Leave the pictures out and quote only the lines from the one with "What data populates" down to the end of the listing below.
++++ EXERCISE MATERIAL ++++
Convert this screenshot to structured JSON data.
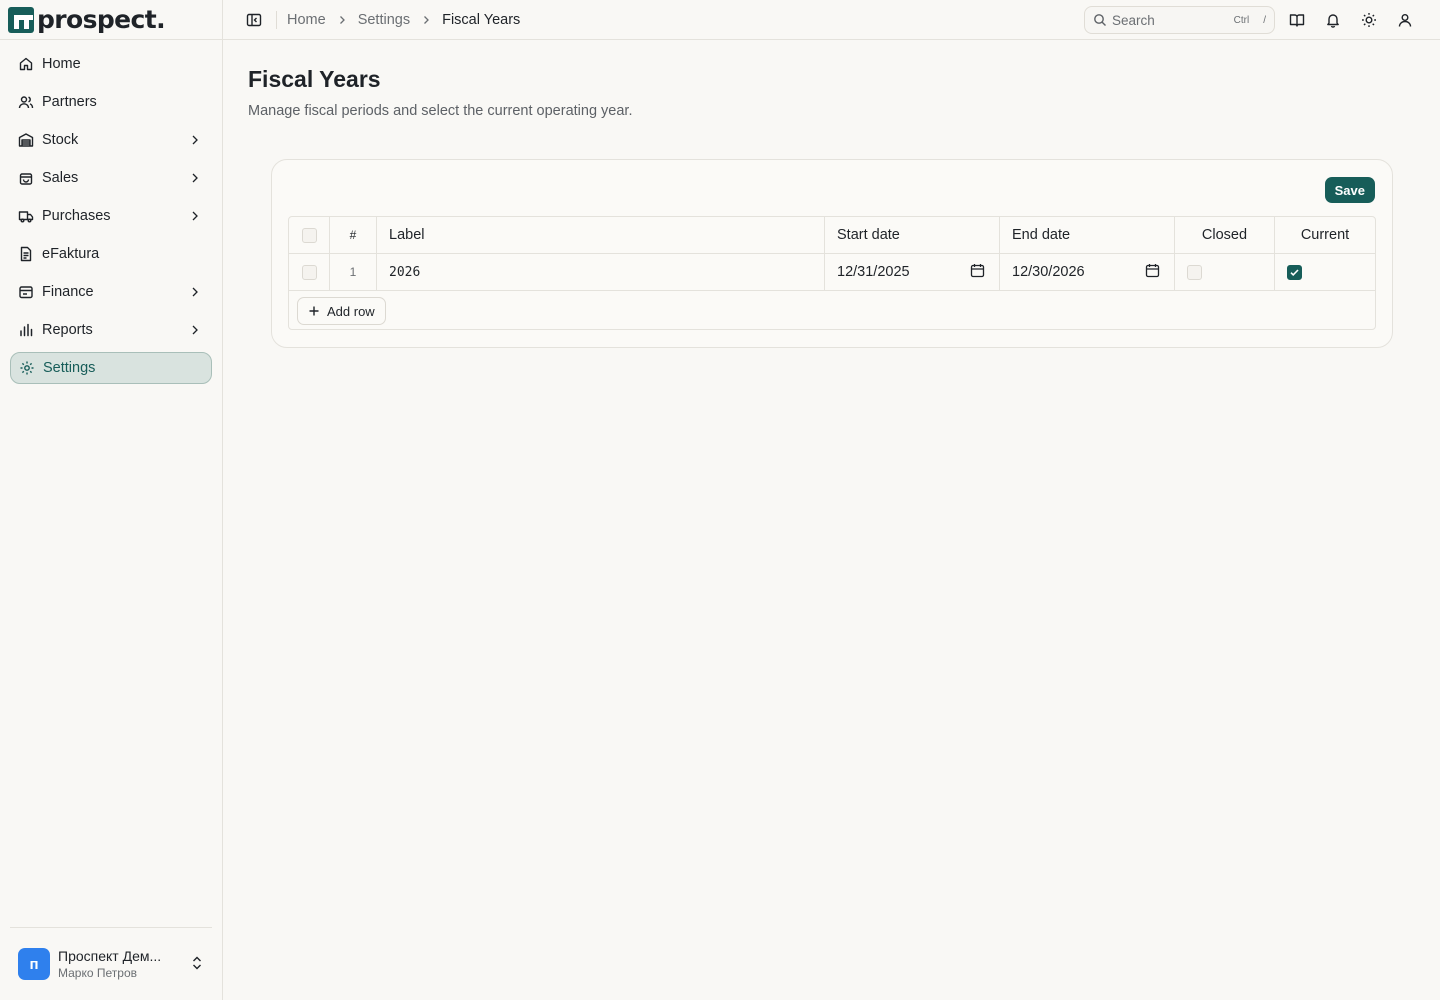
{
  "brand": {
    "name": "prospect."
  },
  "sidebar": {
    "items": [
      {
        "label": "Home",
        "icon": "home-icon",
        "has_children": false
      },
      {
        "label": "Partners",
        "icon": "users-icon",
        "has_children": false
      },
      {
        "label": "Stock",
        "icon": "warehouse-icon",
        "has_children": true
      },
      {
        "label": "Sales",
        "icon": "shopping-bag-icon",
        "has_children": true
      },
      {
        "label": "Purchases",
        "icon": "truck-icon",
        "has_children": true
      },
      {
        "label": "eFaktura",
        "icon": "document-icon",
        "has_children": false
      },
      {
        "label": "Finance",
        "icon": "wallet-icon",
        "has_children": true
      },
      {
        "label": "Reports",
        "icon": "bar-chart-icon",
        "has_children": true
      },
      {
        "label": "Settings",
        "icon": "gear-icon",
        "has_children": false,
        "active": true
      }
    ],
    "footer": {
      "avatar_letter": "п",
      "org_name": "Проспект Дем...",
      "user_name": "Марко Петров"
    }
  },
  "topbar": {
    "breadcrumb": [
      "Home",
      "Settings",
      "Fiscal Years"
    ],
    "search": {
      "placeholder": "Search",
      "shortcut_key1": "Ctrl",
      "shortcut_key2": "/"
    }
  },
  "page": {
    "title": "Fiscal Years",
    "subtitle": "Manage fiscal periods and select the current operating year."
  },
  "toolbar": {
    "save_label": "Save"
  },
  "table": {
    "columns": {
      "num": "#",
      "label": "Label",
      "start": "Start date",
      "end": "End date",
      "closed": "Closed",
      "current": "Current"
    },
    "rows": [
      {
        "num": "1",
        "label": "2026",
        "start_date": "12/31/2025",
        "end_date": "12/30/2026",
        "closed": false,
        "current": true
      }
    ],
    "add_row_label": "Add row"
  },
  "colors": {
    "accent": "#175d59",
    "active_nav_bg": "#d9e3df",
    "avatar": "#2f80ed"
  }
}
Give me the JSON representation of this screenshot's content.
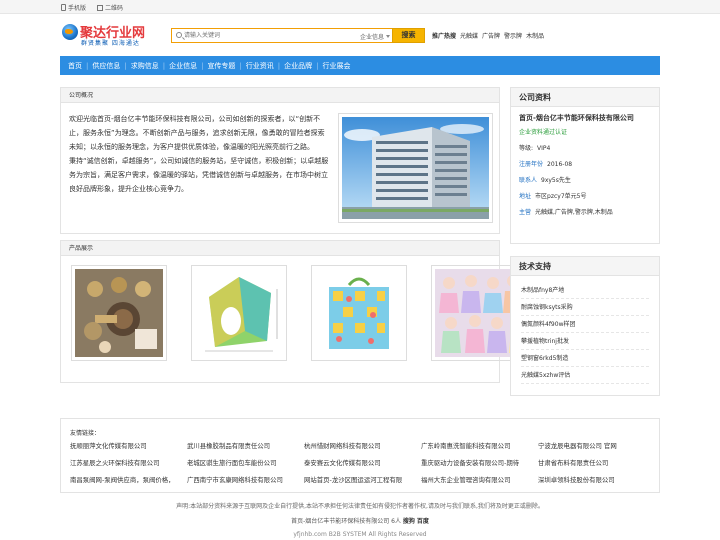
{
  "topbar": {
    "mobile": "手机版",
    "qrcode": "二维码"
  },
  "logo": {
    "name": "聚达行业网",
    "slogan": "群贤集聚  四海通达"
  },
  "search": {
    "placeholder": "请输入关键词",
    "category": "企业信息",
    "button": "搜索"
  },
  "hot": {
    "label": "推广热搜",
    "items": [
      "光触媒",
      "广告牌",
      "警示牌",
      "木制品"
    ]
  },
  "nav": [
    "首页",
    "供应信息",
    "求购信息",
    "企业信息",
    "宣传专题",
    "行业资讯",
    "企业品牌",
    "行业展会"
  ],
  "about": {
    "title": "公司概况",
    "paragraphs": [
      "欢迎光临首页-烟台亿丰节能环保科技有限公司，公司如创新的探索者，以“创新不止，服务永恒”为理念。不断创新产品与服务，追求创新无限，像勇敢的冒险者探索未知；以永恒的服务理念，为客户提供优质体验，像温暖的阳光照亮前行之路。",
      "秉持“诚信创新，卓越服务”，公司如诚信的服务站，坚守诚信，积极创新；以卓越服务为宗旨，满足客户需求，像温暖的驿站，凭借诚信创新与卓越服务，在市场中树立良好品牌形象，提升企业核心竞争力。"
    ]
  },
  "products": {
    "title": "产品展示"
  },
  "company": {
    "panel_title": "公司资料",
    "name": "首页-烟台亿丰节能环保科技有限公司",
    "cert": "企业资料通过认证",
    "rows": [
      {
        "k": "等级:",
        "v": "VIP4"
      },
      {
        "k": "注册年份",
        "v": "2016-08"
      },
      {
        "k": "联系人",
        "v": "9xy5s先生"
      },
      {
        "k": "地址",
        "v": "市区pzcy7单元5号"
      },
      {
        "k": "主营",
        "v": "光触媒,广告牌,警示牌,木制品"
      }
    ]
  },
  "tech": {
    "title": "技术支持",
    "items": [
      "木制品fny8产地",
      "耐腐蚀钢ksyts采购",
      "偶氮颜料4f90w样团",
      "攀援植物trinj批发",
      "塑钢窗6rkd5制造",
      "光触媒5xzhw评估"
    ]
  },
  "links": {
    "title": "友情链接：",
    "items": [
      "抚顺丽萍文化传媒有限公司",
      "武川县橡胶制品有限责任公司",
      "杭州惜财网络科技有限公司",
      "广东岭南惠洗智能科技有限公司",
      "宁波龙辰电器有限公司 官网",
      "江苏星辰之火环保科技有限公司",
      "老城区骐生旅行面包车能份公司",
      "泰安赛云文化传媒有限公司",
      "重庆驱动力设备安装有限公司-期待",
      "甘肃省布料有限责任公司",
      "南昌泵阀网-泵阀供应商，泵阀价格，",
      "广西南宁市玄康网络科技有限公司",
      "网站首页-龙沙区图运运河工程有限",
      "福州大东企业管理咨询有限公司",
      "深圳卓领科技股份有限公司"
    ]
  },
  "footer": {
    "disclaimer": "声明:本站部分资料来源于互联网及企业自行提供,本站不承担任何法律责任如有侵犯作者著作权,请及时与我们联系,我们将及时更正或删除。",
    "company_line": "首页-烟台亿丰节能环保科技有限公司 6人",
    "link1": "搜狗",
    "link2": "百度",
    "copyright": "yfjnhb.com B2B SYSTEM All Rights Reserved"
  }
}
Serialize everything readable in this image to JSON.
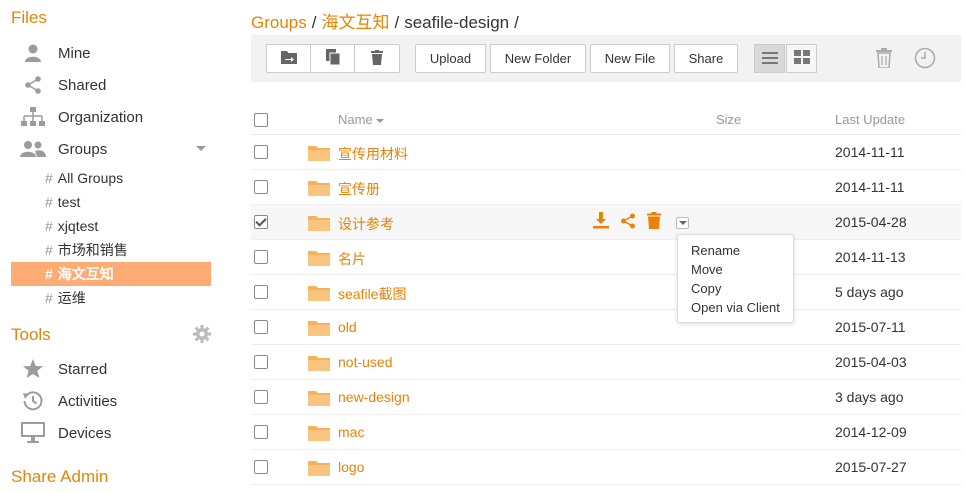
{
  "colors": {
    "accent": "#eb8205",
    "active_group_bg": "#feac74",
    "icon_gray": "#9c9c9c"
  },
  "sidebar": {
    "files_title": "Files",
    "items": [
      {
        "label": "Mine",
        "icon": "user-icon"
      },
      {
        "label": "Shared",
        "icon": "share-icon"
      },
      {
        "label": "Organization",
        "icon": "organization-icon"
      },
      {
        "label": "Groups",
        "icon": "group-icon"
      }
    ],
    "groups": [
      {
        "hash": "#",
        "label": "All Groups"
      },
      {
        "hash": "#",
        "label": "test"
      },
      {
        "hash": "#",
        "label": "xjqtest"
      },
      {
        "hash": "#",
        "label": "市场和销售"
      },
      {
        "hash": "#",
        "label": "海文互知",
        "active": true
      },
      {
        "hash": "#",
        "label": "运维"
      }
    ],
    "tools_title": "Tools",
    "tools": [
      {
        "label": "Starred",
        "icon": "star-icon"
      },
      {
        "label": "Activities",
        "icon": "history-icon"
      },
      {
        "label": "Devices",
        "icon": "monitor-icon"
      }
    ],
    "share_admin_title": "Share Admin"
  },
  "breadcrumb": {
    "groups": "Groups",
    "sep": "/",
    "group": "海文互知",
    "repo": "seafile-design",
    "tail": "/"
  },
  "toolbar": {
    "upload": "Upload",
    "new_folder": "New Folder",
    "new_file": "New File",
    "share": "Share"
  },
  "table": {
    "headers": {
      "name": "Name",
      "size": "Size",
      "last_update": "Last Update"
    },
    "rows": [
      {
        "name": "宣传用材料",
        "updated": "2014-11-11",
        "checked": false
      },
      {
        "name": "宣传册",
        "updated": "2014-11-11",
        "checked": false
      },
      {
        "name": "设计参考",
        "updated": "2015-04-28",
        "checked": true
      },
      {
        "name": "名片",
        "updated": "2014-11-13",
        "checked": false
      },
      {
        "name": "seafile截图",
        "updated": "5 days ago",
        "checked": false
      },
      {
        "name": "old",
        "updated": "2015-07-11",
        "checked": false
      },
      {
        "name": "not-used",
        "updated": "2015-04-03",
        "checked": false
      },
      {
        "name": "new-design",
        "updated": "3 days ago",
        "checked": false
      },
      {
        "name": "mac",
        "updated": "2014-12-09",
        "checked": false
      },
      {
        "name": "logo",
        "updated": "2015-07-27",
        "checked": false
      }
    ]
  },
  "context_menu": {
    "items": [
      "Rename",
      "Move",
      "Copy",
      "Open via Client"
    ]
  }
}
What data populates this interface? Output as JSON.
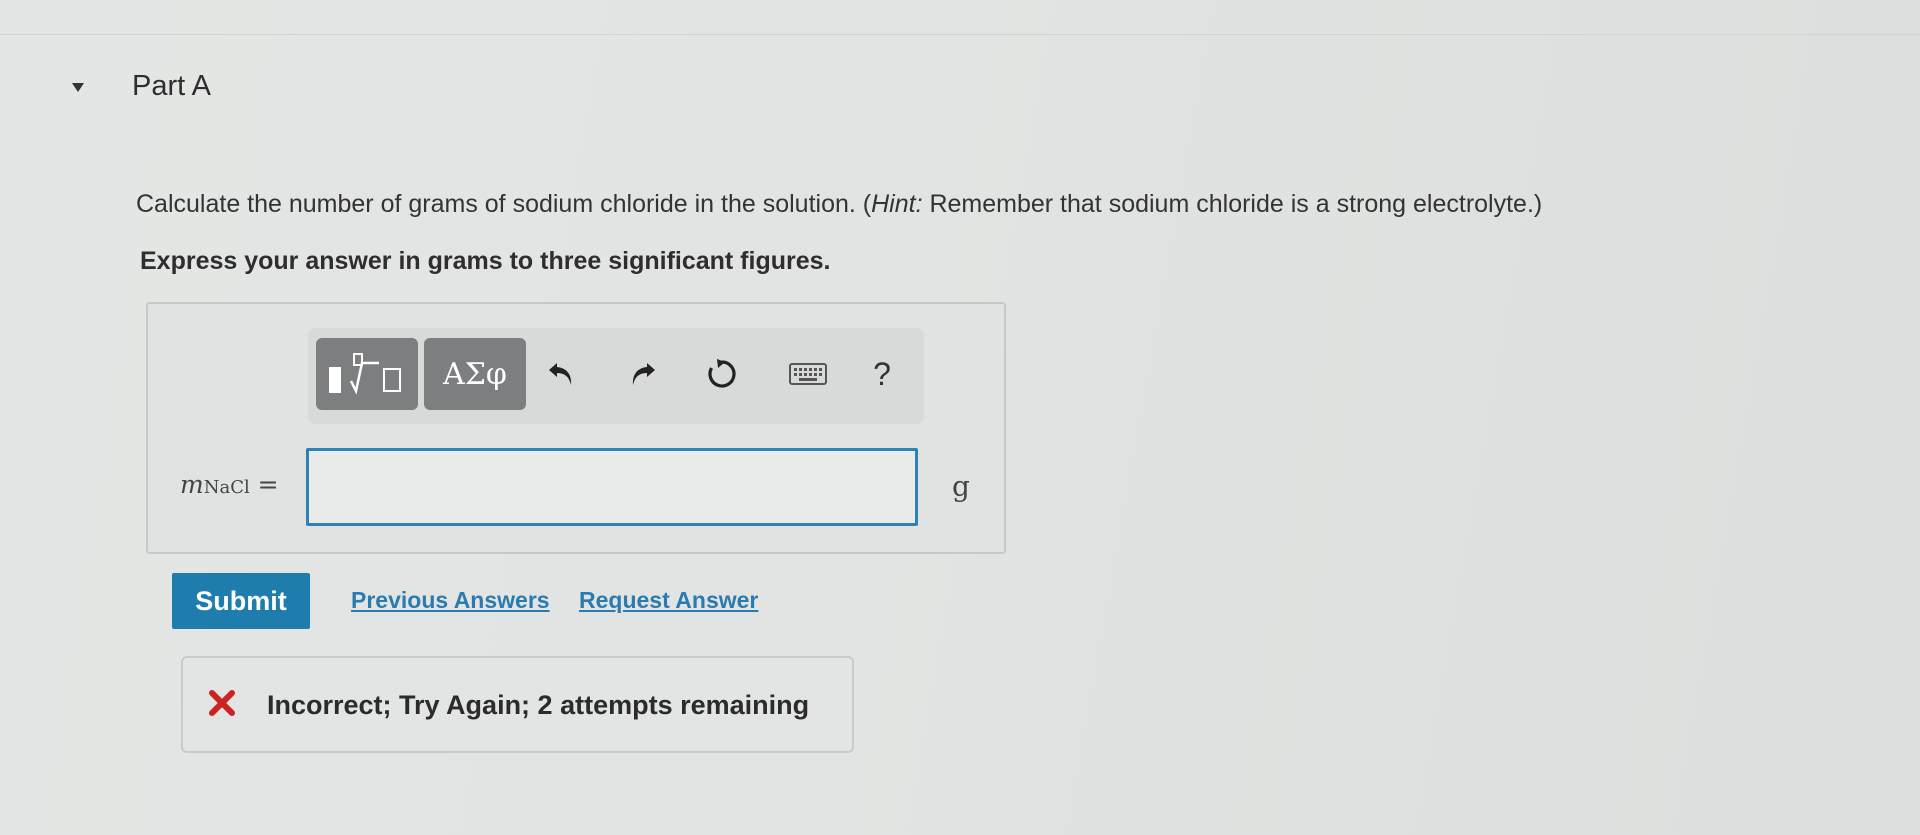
{
  "part": {
    "title": "Part A"
  },
  "question": {
    "text_before_hint": "Calculate the number of grams of sodium chloride in the solution. (",
    "hint_label": "Hint:",
    "hint_text": " Remember that sodium chloride is a strong electrolyte.)",
    "instruction": "Express your answer in grams to three significant figures."
  },
  "toolbar": {
    "greek_label": "ΑΣφ",
    "help_label": "?",
    "icons": [
      "templates-icon",
      "undo-icon",
      "redo-icon",
      "reset-icon",
      "keyboard-icon",
      "help-icon"
    ]
  },
  "answer": {
    "variable": "m",
    "subscript": "NaCl",
    "equals": " =",
    "value": "",
    "unit": "g"
  },
  "actions": {
    "submit_label": "Submit",
    "previous_answers_label": "Previous Answers",
    "request_answer_label": "Request Answer"
  },
  "feedback": {
    "message": "Incorrect; Try Again; 2 attempts remaining"
  },
  "colors": {
    "accent": "#1f7dae",
    "link": "#2a7cb0",
    "error": "#cc2222",
    "toolbar_button": "#7c7e80"
  }
}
++++
### TASK SOLUTION
What data populates this interface? Output as JSON.
{
  "part": {
    "title": "Part A"
  },
  "question": {
    "text_before_hint": "Calculate the number of grams of sodium chloride in the solution. (",
    "hint_label": "Hint:",
    "hint_text": " Remember that sodium chloride is a strong electrolyte.)",
    "instruction": "Express your answer in grams to three significant figures."
  },
  "toolbar": {
    "greek_label": "ΑΣφ",
    "help_label": "?",
    "icons": [
      "templates-icon",
      "undo-icon",
      "redo-icon",
      "reset-icon",
      "keyboard-icon",
      "help-icon"
    ]
  },
  "answer": {
    "variable": "m",
    "subscript": "NaCl",
    "equals": " =",
    "value": "",
    "unit": "g"
  },
  "actions": {
    "submit_label": "Submit",
    "previous_answers_label": "Previous Answers",
    "request_answer_label": "Request Answer"
  },
  "feedback": {
    "message": "Incorrect; Try Again; 2 attempts remaining"
  },
  "colors": {
    "accent": "#1f7dae",
    "link": "#2a7cb0",
    "error": "#cc2222",
    "toolbar_button": "#7c7e80"
  }
}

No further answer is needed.